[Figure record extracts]

* Begin *

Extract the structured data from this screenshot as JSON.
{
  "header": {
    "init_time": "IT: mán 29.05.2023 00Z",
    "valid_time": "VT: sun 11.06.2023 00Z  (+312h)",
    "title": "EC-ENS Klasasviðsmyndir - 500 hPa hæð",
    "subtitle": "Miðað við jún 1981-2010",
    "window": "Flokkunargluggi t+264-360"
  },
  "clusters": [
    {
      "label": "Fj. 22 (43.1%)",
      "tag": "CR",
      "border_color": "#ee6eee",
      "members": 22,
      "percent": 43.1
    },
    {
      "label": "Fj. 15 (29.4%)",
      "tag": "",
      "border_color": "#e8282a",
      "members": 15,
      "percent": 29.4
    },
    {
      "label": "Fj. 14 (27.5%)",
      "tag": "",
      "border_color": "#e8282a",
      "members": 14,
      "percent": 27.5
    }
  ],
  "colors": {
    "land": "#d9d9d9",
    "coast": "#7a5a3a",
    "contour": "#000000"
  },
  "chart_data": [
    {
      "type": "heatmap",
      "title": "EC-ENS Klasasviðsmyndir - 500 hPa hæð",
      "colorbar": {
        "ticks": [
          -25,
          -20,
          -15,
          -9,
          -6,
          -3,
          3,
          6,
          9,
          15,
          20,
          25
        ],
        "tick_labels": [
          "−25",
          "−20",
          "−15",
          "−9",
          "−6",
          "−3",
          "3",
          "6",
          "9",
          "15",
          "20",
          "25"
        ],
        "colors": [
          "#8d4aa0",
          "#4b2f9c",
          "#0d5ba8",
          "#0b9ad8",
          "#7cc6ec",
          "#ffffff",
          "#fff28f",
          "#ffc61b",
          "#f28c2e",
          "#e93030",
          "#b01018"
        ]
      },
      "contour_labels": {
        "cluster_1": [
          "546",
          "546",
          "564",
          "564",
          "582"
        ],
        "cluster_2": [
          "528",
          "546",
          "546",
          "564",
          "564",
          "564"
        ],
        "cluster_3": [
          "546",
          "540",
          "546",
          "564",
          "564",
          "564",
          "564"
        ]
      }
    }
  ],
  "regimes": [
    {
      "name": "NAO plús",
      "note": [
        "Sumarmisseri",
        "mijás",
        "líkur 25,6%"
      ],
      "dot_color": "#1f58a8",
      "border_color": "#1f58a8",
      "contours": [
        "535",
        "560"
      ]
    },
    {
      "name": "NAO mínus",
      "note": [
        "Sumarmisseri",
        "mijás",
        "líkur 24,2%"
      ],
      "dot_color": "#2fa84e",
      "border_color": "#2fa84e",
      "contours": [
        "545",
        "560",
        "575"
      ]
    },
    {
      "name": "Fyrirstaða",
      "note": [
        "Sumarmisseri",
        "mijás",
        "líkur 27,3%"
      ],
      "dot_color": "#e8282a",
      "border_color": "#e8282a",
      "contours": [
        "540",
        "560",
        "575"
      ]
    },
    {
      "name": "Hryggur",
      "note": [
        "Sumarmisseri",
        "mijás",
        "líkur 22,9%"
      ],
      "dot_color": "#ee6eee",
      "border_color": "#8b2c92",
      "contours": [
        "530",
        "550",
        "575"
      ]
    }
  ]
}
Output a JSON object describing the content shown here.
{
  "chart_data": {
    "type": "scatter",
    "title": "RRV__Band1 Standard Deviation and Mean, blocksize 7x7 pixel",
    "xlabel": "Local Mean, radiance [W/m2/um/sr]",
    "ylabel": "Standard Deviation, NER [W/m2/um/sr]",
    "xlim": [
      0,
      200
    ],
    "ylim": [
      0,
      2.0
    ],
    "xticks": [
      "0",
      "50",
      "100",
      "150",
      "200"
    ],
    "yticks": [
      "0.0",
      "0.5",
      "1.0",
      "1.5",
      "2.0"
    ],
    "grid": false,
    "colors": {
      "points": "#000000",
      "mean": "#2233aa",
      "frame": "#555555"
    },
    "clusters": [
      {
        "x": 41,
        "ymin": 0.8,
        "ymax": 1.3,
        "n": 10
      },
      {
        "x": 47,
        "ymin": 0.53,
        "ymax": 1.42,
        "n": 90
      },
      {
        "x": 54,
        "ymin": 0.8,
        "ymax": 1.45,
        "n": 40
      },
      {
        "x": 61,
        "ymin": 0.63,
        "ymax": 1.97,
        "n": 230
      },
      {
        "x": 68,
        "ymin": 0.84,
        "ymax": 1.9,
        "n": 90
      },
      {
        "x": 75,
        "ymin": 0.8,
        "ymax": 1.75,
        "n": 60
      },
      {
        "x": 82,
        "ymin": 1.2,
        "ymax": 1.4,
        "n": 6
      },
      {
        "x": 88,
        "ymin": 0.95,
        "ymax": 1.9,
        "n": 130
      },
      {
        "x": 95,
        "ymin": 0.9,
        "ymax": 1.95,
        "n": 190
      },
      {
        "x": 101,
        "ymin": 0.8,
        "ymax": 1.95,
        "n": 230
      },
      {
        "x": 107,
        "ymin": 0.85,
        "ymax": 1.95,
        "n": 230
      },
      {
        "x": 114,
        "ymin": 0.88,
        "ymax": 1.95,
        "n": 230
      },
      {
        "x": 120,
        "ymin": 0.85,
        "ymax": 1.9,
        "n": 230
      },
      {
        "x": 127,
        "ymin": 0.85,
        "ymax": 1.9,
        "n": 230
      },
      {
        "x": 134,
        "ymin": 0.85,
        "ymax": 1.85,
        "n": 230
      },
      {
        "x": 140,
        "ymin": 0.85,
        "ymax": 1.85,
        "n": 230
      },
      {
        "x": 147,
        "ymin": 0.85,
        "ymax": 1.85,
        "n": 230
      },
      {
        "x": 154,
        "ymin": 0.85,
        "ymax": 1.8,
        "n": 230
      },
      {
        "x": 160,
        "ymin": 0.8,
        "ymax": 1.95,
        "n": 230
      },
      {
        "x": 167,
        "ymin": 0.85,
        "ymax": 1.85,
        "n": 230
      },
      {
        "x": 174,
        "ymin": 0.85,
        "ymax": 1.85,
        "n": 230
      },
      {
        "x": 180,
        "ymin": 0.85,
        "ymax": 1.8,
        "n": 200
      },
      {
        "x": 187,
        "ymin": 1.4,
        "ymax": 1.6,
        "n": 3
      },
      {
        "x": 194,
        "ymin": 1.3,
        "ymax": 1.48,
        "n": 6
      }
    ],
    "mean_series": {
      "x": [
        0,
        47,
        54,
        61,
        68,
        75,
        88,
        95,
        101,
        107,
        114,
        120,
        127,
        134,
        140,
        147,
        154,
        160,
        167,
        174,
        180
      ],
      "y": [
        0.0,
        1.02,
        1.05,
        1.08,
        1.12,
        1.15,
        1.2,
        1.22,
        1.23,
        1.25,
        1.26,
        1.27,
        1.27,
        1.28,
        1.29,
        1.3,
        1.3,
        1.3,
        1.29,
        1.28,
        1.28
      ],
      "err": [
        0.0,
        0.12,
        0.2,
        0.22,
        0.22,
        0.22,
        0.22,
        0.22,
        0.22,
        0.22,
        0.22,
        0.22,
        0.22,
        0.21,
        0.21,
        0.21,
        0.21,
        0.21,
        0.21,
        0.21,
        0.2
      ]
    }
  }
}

* End *

### Written exercise
Return every record, word for word.

### The completed task
Extract the structured data from this screenshot as JSON.
{
  "header": {
    "init_time": "IT: mán 29.05.2023 00Z",
    "valid_time": "VT: sun 11.06.2023 00Z  (+312h)",
    "title": "EC-ENS Klasasviðsmyndir - 500 hPa hæð",
    "subtitle": "Miðað við jún 1981-2010",
    "window": "Flokkunargluggi t+264-360"
  },
  "clusters": [
    {
      "label": "Fj. 22 (43.1%)",
      "tag": "CR",
      "border_color": "#ee6eee",
      "members": 22,
      "percent": 43.1
    },
    {
      "label": "Fj. 15 (29.4%)",
      "tag": "",
      "border_color": "#e8282a",
      "members": 15,
      "percent": 29.4
    },
    {
      "label": "Fj. 14 (27.5%)",
      "tag": "",
      "border_color": "#e8282a",
      "members": 14,
      "percent": 27.5
    }
  ],
  "colors": {
    "land": "#d9d9d9",
    "coast": "#7a5a3a",
    "contour": "#000000"
  },
  "chart_data": [
    {
      "type": "heatmap",
      "title": "EC-ENS Klasasviðsmyndir - 500 hPa hæð",
      "colorbar": {
        "ticks": [
          -25,
          -20,
          -15,
          -9,
          -6,
          -3,
          3,
          6,
          9,
          15,
          20,
          25
        ],
        "tick_labels": [
          "−25",
          "−20",
          "−15",
          "−9",
          "−6",
          "−3",
          "3",
          "6",
          "9",
          "15",
          "20",
          "25"
        ],
        "colors": [
          "#8d4aa0",
          "#4b2f9c",
          "#0d5ba8",
          "#0b9ad8",
          "#7cc6ec",
          "#ffffff",
          "#fff28f",
          "#ffc61b",
          "#f28c2e",
          "#e93030",
          "#b01018"
        ]
      },
      "contour_labels": {
        "cluster_1": [
          "546",
          "546",
          "564",
          "564",
          "582"
        ],
        "cluster_2": [
          "528",
          "546",
          "546",
          "564",
          "564",
          "564"
        ],
        "cluster_3": [
          "546",
          "540",
          "546",
          "564",
          "564",
          "564",
          "564"
        ]
      }
    }
  ],
  "regimes": [
    {
      "name": "NAO plús",
      "note": [
        "Sumarmisseri",
        "mijás",
        "líkur 25,6%"
      ],
      "dot_color": "#1f58a8",
      "border_color": "#1f58a8",
      "contours": [
        "535",
        "560"
      ]
    },
    {
      "name": "NAO mínus",
      "note": [
        "Sumarmisseri",
        "mijás",
        "líkur 24,2%"
      ],
      "dot_color": "#2fa84e",
      "border_color": "#2fa84e",
      "contours": [
        "545",
        "560",
        "575"
      ]
    },
    {
      "name": "Fyrirstaða",
      "note": [
        "Sumarmisseri",
        "mijás",
        "líkur 27,3%"
      ],
      "dot_color": "#e8282a",
      "border_color": "#e8282a",
      "contours": [
        "540",
        "560",
        "575"
      ]
    },
    {
      "name": "Hryggur",
      "note": [
        "Sumarmisseri",
        "mijás",
        "líkur 22,9%"
      ],
      "dot_color": "#ee6eee",
      "border_color": "#8b2c92",
      "contours": [
        "530",
        "550",
        "575"
      ]
    }
  ]
}
Output a JSON object describing the content shown here.
{
  "chart_data": {
    "type": "scatter",
    "title": "RRV__Band1 Standard Deviation and Mean, blocksize 7x7 pixel",
    "xlabel": "Local Mean, radiance [W/m2/um/sr]",
    "ylabel": "Standard Deviation, NER [W/m2/um/sr]",
    "xlim": [
      0,
      200
    ],
    "ylim": [
      0,
      2.0
    ],
    "xticks": [
      "0",
      "50",
      "100",
      "150",
      "200"
    ],
    "yticks": [
      "0.0",
      "0.5",
      "1.0",
      "1.5",
      "2.0"
    ],
    "grid": false,
    "colors": {
      "points": "#000000",
      "mean": "#2233aa",
      "frame": "#555555"
    },
    "clusters": [
      {
        "x": 41,
        "ymin": 0.8,
        "ymax": 1.3,
        "n": 10
      },
      {
        "x": 47,
        "ymin": 0.53,
        "ymax": 1.42,
        "n": 90
      },
      {
        "x": 54,
        "ymin": 0.8,
        "ymax": 1.45,
        "n": 40
      },
      {
        "x": 61,
        "ymin": 0.63,
        "ymax": 1.97,
        "n": 230
      },
      {
        "x": 68,
        "ymin": 0.84,
        "ymax": 1.9,
        "n": 90
      },
      {
        "x": 75,
        "ymin": 0.8,
        "ymax": 1.75,
        "n": 60
      },
      {
        "x": 82,
        "ymin": 1.2,
        "ymax": 1.4,
        "n": 6
      },
      {
        "x": 88,
        "ymin": 0.95,
        "ymax": 1.9,
        "n": 130
      },
      {
        "x": 95,
        "ymin": 0.9,
        "ymax": 1.95,
        "n": 190
      },
      {
        "x": 101,
        "ymin": 0.8,
        "ymax": 1.95,
        "n": 230
      },
      {
        "x": 107,
        "ymin": 0.85,
        "ymax": 1.95,
        "n": 230
      },
      {
        "x": 114,
        "ymin": 0.88,
        "ymax": 1.95,
        "n": 230
      },
      {
        "x": 120,
        "ymin": 0.85,
        "ymax": 1.9,
        "n": 230
      },
      {
        "x": 127,
        "ymin": 0.85,
        "ymax": 1.9,
        "n": 230
      },
      {
        "x": 134,
        "ymin": 0.85,
        "ymax": 1.85,
        "n": 230
      },
      {
        "x": 140,
        "ymin": 0.85,
        "ymax": 1.85,
        "n": 230
      },
      {
        "x": 147,
        "ymin": 0.85,
        "ymax": 1.85,
        "n": 230
      },
      {
        "x": 154,
        "ymin": 0.85,
        "ymax": 1.8,
        "n": 230
      },
      {
        "x": 160,
        "ymin": 0.8,
        "ymax": 1.95,
        "n": 230
      },
      {
        "x": 167,
        "ymin": 0.85,
        "ymax": 1.85,
        "n": 230
      },
      {
        "x": 174,
        "ymin": 0.85,
        "ymax": 1.85,
        "n": 230
      },
      {
        "x": 180,
        "ymin": 0.85,
        "ymax": 1.8,
        "n": 200
      },
      {
        "x": 187,
        "ymin": 1.4,
        "ymax": 1.6,
        "n": 3
      },
      {
        "x": 194,
        "ymin": 1.3,
        "ymax": 1.48,
        "n": 6
      }
    ],
    "mean_series": {
      "x": [
        0,
        47,
        54,
        61,
        68,
        75,
        88,
        95,
        101,
        107,
        114,
        120,
        127,
        134,
        140,
        147,
        154,
        160,
        167,
        174,
        180
      ],
      "y": [
        0.0,
        1.02,
        1.05,
        1.08,
        1.12,
        1.15,
        1.2,
        1.22,
        1.23,
        1.25,
        1.26,
        1.27,
        1.27,
        1.28,
        1.29,
        1.3,
        1.3,
        1.3,
        1.29,
        1.28,
        1.28
      ],
      "err": [
        0.0,
        0.12,
        0.2,
        0.22,
        0.22,
        0.22,
        0.22,
        0.22,
        0.22,
        0.22,
        0.22,
        0.22,
        0.22,
        0.21,
        0.21,
        0.21,
        0.21,
        0.21,
        0.21,
        0.21,
        0.2
      ]
    }
  }
}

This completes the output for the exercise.